# PROVIDED DATA
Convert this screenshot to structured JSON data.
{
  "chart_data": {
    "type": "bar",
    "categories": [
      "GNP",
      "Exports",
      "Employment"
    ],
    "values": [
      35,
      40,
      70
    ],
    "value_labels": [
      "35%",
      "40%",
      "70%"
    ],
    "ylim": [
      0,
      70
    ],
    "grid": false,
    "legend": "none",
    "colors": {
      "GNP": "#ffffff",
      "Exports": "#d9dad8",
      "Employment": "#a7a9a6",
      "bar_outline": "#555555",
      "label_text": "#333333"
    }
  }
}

# STATED TASK
Extract all of the data above and output it character for character.

# THE OUTPUT
Convert this screenshot to structured JSON data.
{
  "chart_data": {
    "type": "bar",
    "categories": [
      "GNP",
      "Exports",
      "Employment"
    ],
    "values": [
      35,
      40,
      70
    ],
    "value_labels": [
      "35%",
      "40%",
      "70%"
    ],
    "ylim": [
      0,
      70
    ],
    "grid": false,
    "legend": "none",
    "colors": {
      "GNP": "#ffffff",
      "Exports": "#d9dad8",
      "Employment": "#a7a9a6",
      "bar_outline": "#555555",
      "label_text": "#333333"
    }
  }
}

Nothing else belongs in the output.